──────── Data excerpts
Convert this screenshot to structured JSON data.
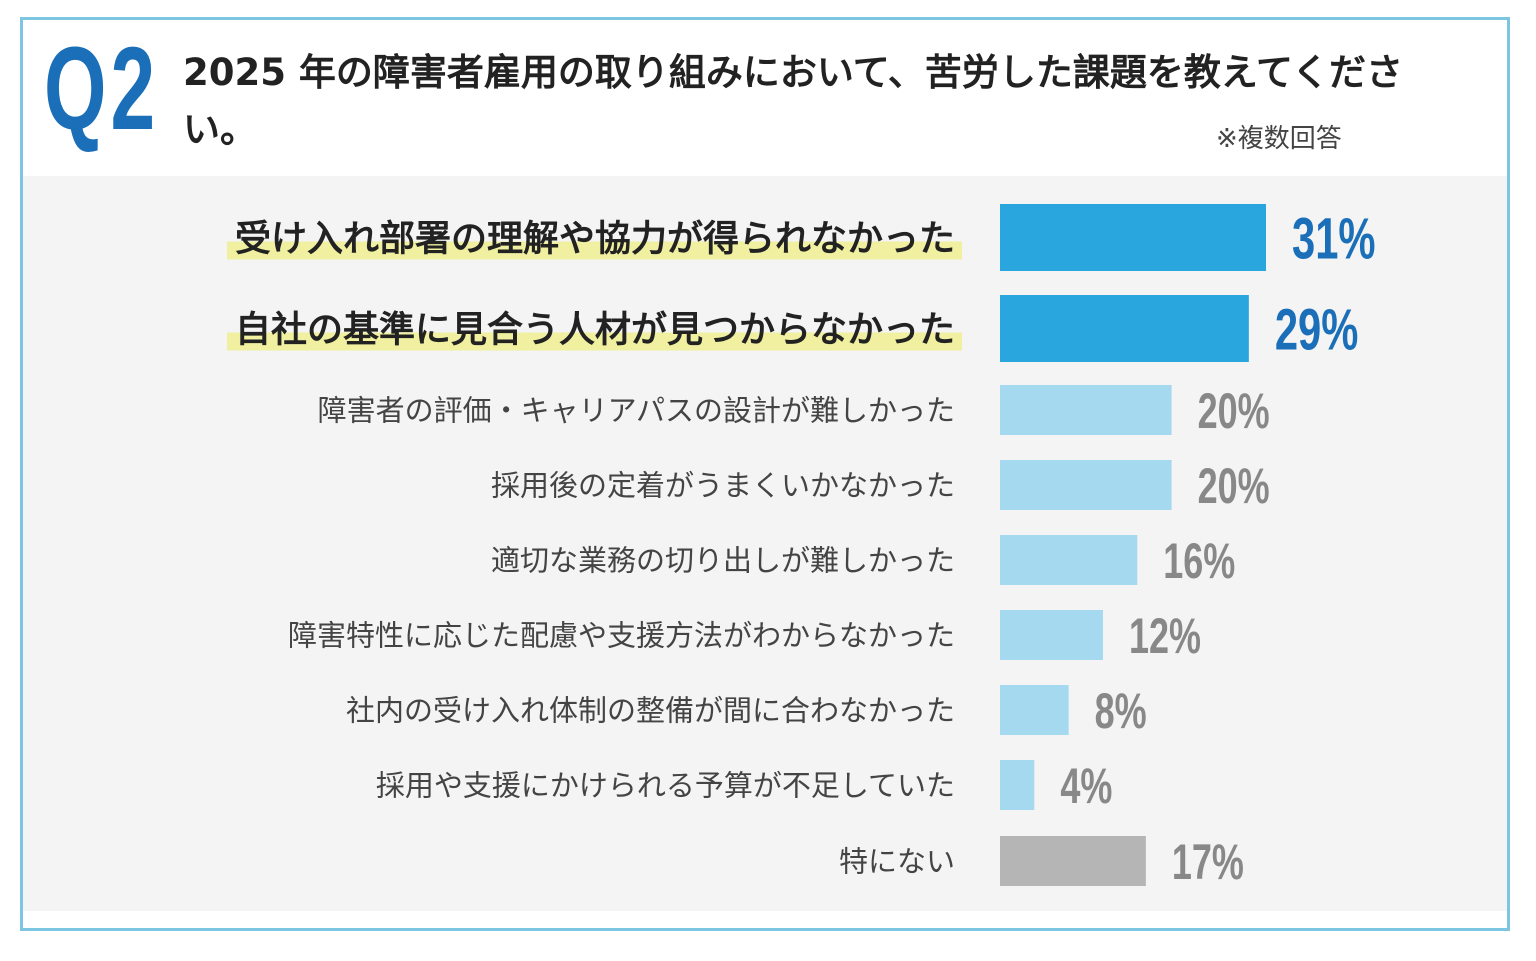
{
  "header": {
    "badge": "Q2",
    "title": "2025 年の障害者雇用の取り組みにおいて、苦労した課題を教えてください。",
    "note": "※複数回答"
  },
  "colors": {
    "frame": "#7cc6e2",
    "badge": "#1a6fb8",
    "highlight_bar": "#2aa6df",
    "highlight_value": "#1a6fb8",
    "normal_bar": "#a5d9ef",
    "normal_value": "#888888",
    "none_bar": "#b5b5b5",
    "marker": "#f0f0a0",
    "panel": "#f4f4f4"
  },
  "chart_data": {
    "type": "bar",
    "orientation": "horizontal",
    "unit": "%",
    "categories": [
      "受け入れ部署の理解や協力が得られなかった",
      "自社の基準に見合う人材が見つからなかった",
      "障害者の評価・キャリアパスの設計が難しかった",
      "採用後の定着がうまくいかなかった",
      "適切な業務の切り出しが難しかった",
      "障害特性に応じた配慮や支援方法がわからなかった",
      "社内の受け入れ体制の整備が間に合わなかった",
      "採用や支援にかけられる予算が不足していた",
      "特にない"
    ],
    "values": [
      31,
      29,
      20,
      20,
      16,
      12,
      8,
      4,
      17
    ],
    "labels": [
      "31%",
      "29%",
      "20%",
      "20%",
      "16%",
      "12%",
      "8%",
      "4%",
      "17%"
    ],
    "highlighted": [
      true,
      true,
      false,
      false,
      false,
      false,
      false,
      false,
      false
    ],
    "xlim": [
      0,
      31
    ],
    "grid": false,
    "legend": "none"
  }
}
────────────────
Copy out all of the data word for word. Do not carry over any picture.

*Exercise result*
Convert this screenshot to structured JSON data.
{
  "header": {
    "badge": "Q2",
    "title": "2025 年の障害者雇用の取り組みにおいて、苦労した課題を教えてください。",
    "note": "※複数回答"
  },
  "colors": {
    "frame": "#7cc6e2",
    "badge": "#1a6fb8",
    "highlight_bar": "#2aa6df",
    "highlight_value": "#1a6fb8",
    "normal_bar": "#a5d9ef",
    "normal_value": "#888888",
    "none_bar": "#b5b5b5",
    "marker": "#f0f0a0",
    "panel": "#f4f4f4"
  },
  "chart_data": {
    "type": "bar",
    "orientation": "horizontal",
    "unit": "%",
    "categories": [
      "受け入れ部署の理解や協力が得られなかった",
      "自社の基準に見合う人材が見つからなかった",
      "障害者の評価・キャリアパスの設計が難しかった",
      "採用後の定着がうまくいかなかった",
      "適切な業務の切り出しが難しかった",
      "障害特性に応じた配慮や支援方法がわからなかった",
      "社内の受け入れ体制の整備が間に合わなかった",
      "採用や支援にかけられる予算が不足していた",
      "特にない"
    ],
    "values": [
      31,
      29,
      20,
      20,
      16,
      12,
      8,
      4,
      17
    ],
    "labels": [
      "31%",
      "29%",
      "20%",
      "20%",
      "16%",
      "12%",
      "8%",
      "4%",
      "17%"
    ],
    "highlighted": [
      true,
      true,
      false,
      false,
      false,
      false,
      false,
      false,
      false
    ],
    "xlim": [
      0,
      31
    ],
    "grid": false,
    "legend": "none"
  }
}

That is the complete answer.